*Task goal*.
Report the number of lines that include "color", with no additional text.
::::
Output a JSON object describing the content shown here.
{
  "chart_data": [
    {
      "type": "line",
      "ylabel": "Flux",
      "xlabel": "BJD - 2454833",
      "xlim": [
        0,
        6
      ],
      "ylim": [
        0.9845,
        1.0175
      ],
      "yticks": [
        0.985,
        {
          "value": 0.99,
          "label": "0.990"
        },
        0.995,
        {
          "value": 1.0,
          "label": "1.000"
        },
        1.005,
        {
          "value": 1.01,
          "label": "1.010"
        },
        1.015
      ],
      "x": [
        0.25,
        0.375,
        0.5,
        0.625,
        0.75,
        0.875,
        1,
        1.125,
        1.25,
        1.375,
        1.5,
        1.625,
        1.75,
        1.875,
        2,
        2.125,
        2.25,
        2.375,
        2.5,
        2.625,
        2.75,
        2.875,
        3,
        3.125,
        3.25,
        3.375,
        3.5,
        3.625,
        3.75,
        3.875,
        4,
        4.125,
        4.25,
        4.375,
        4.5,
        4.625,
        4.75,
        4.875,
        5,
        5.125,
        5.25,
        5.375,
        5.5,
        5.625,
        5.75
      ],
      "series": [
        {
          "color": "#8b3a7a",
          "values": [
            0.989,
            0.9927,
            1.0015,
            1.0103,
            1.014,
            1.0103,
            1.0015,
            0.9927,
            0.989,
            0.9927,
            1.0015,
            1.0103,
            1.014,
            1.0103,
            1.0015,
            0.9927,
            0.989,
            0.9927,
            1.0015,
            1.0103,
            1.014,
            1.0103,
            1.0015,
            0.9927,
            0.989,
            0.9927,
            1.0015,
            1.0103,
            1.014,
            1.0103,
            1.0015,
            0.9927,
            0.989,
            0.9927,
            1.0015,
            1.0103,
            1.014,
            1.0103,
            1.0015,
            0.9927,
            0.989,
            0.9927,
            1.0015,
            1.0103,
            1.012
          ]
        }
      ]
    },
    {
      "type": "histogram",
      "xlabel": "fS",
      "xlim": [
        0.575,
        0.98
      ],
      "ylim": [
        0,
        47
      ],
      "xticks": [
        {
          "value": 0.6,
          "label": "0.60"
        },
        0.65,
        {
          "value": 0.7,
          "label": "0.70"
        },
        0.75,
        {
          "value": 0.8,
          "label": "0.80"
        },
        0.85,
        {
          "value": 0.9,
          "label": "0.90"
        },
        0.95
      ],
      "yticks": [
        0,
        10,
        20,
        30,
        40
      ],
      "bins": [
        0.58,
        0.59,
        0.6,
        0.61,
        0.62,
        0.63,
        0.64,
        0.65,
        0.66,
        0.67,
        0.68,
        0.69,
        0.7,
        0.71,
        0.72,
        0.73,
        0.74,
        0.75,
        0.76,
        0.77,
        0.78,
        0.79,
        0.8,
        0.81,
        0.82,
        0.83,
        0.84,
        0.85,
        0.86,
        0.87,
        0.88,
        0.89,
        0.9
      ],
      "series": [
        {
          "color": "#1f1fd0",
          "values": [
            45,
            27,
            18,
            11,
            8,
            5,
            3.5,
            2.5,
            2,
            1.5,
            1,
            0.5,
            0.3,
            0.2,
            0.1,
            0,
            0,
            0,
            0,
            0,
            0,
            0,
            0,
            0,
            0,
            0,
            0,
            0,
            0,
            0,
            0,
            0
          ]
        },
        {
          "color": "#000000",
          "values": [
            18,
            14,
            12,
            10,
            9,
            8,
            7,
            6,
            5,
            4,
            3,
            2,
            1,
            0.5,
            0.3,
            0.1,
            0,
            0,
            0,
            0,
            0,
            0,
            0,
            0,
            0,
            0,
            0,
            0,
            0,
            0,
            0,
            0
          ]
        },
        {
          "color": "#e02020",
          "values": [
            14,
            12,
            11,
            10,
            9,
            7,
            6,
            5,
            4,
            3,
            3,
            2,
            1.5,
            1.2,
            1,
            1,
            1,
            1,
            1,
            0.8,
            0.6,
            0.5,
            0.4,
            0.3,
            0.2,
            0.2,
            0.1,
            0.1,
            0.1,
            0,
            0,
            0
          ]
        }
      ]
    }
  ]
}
::::
*Exercise solution*.
4